# Directive
Which lines hold the word "四个意识"? Copy each of them.

━━ Data to process

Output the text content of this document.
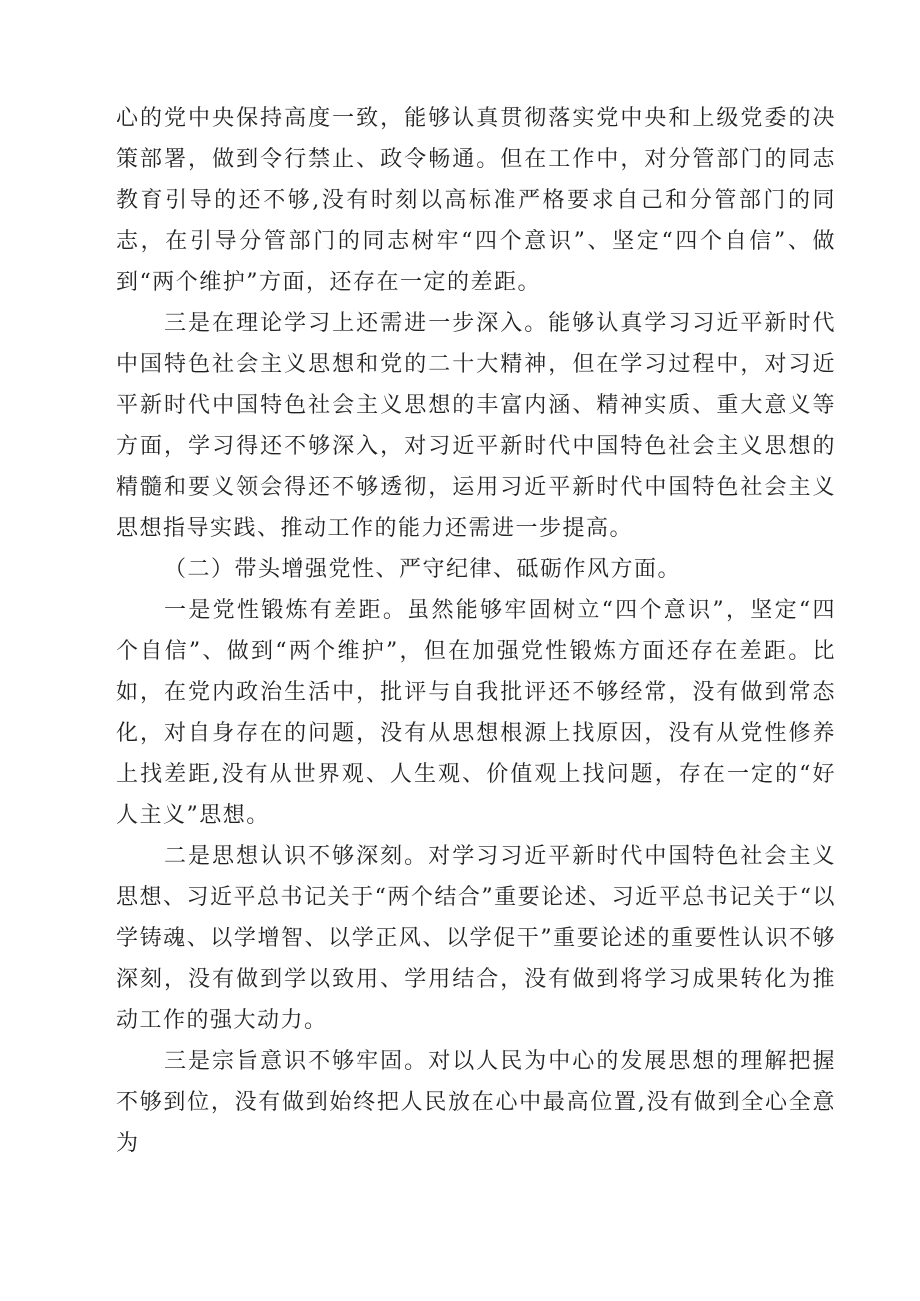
心的党中央保持高度一致，能够认真贯彻落实党中央和上级党委的决策部署，做到令行禁止、政令畅通。但在工作中，对分管部门的同志教育引导的还不够,没有时刻以高标准严格要求自己和分管部门的同志，在引导分管部门的同志树牢“四个意识”、坚定“四个自信”、做到“两个维护”方面，还存在一定的差距。

三是在理论学习上还需进一步深入。能够认真学习习近平新时代中国特色社会主义思想和党的二十大精神，但在学习过程中，对习近平新时代中国特色社会主义思想的丰富内涵、精神实质、重大意义等方面，学习得还不够深入，对习近平新时代中国特色社会主义思想的精髓和要义领会得还不够透彻，运用习近平新时代中国特色社会主义思想指导实践、推动工作的能力还需进一步提高。

（二）带头增强党性、严守纪律、砥砺作风方面。

一是党性锻炼有差距。虽然能够牢固树立“四个意识”，坚定“四个自信”、做到“两个维护”，但在加强党性锻炼方面还存在差距。比如，在党内政治生活中，批评与自我批评还不够经常，没有做到常态化，对自身存在的问题，没有从思想根源上找原因，没有从党性修养上找差距,没有从世界观、人生观、价值观上找问题，存在一定的“好人主义”思想。

二是思想认识不够深刻。对学习习近平新时代中国特色社会主义思想、习近平总书记关于“两个结合”重要论述、习近平总书记关于“以学铸魂、以学增智、以学正风、以学促干”重要论述的重要性认识不够深刻，没有做到学以致用、学用结合，没有做到将学习成果转化为推动工作的强大动力。

三是宗旨意识不够牢固。对以人民为中心的发展思想的理解把握不够到位，没有做到始终把人民放在心中最高位置,没有做到全心全意为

━━━━

# Written answer
心的党中央保持高度一致，能够认真贯彻落实党中央和上级党委的决策部署，做到令行禁止、政令畅通。但在工作中，对分管部门的同志教育引导的还不够,没有时刻以高标准严格要求自己和分管部门的同志，在引导分管部门的同志树牢“四个意识”、坚定“四个自信”、做到“两个维护”方面，还存在一定的差距。
一是党性锻炼有差距。虽然能够牢固树立“四个意识”，坚定“四个自信”、做到“两个维护”，但在加强党性锻炼方面还存在差距。比如，在党内政治生活中，批评与自我批评还不够经常，没有做到常态化，对自身存在的问题，没有从思想根源上找原因，没有从党性修养上找差距,没有从世界观、人生观、价值观上找问题，存在一定的“好人主义”思想。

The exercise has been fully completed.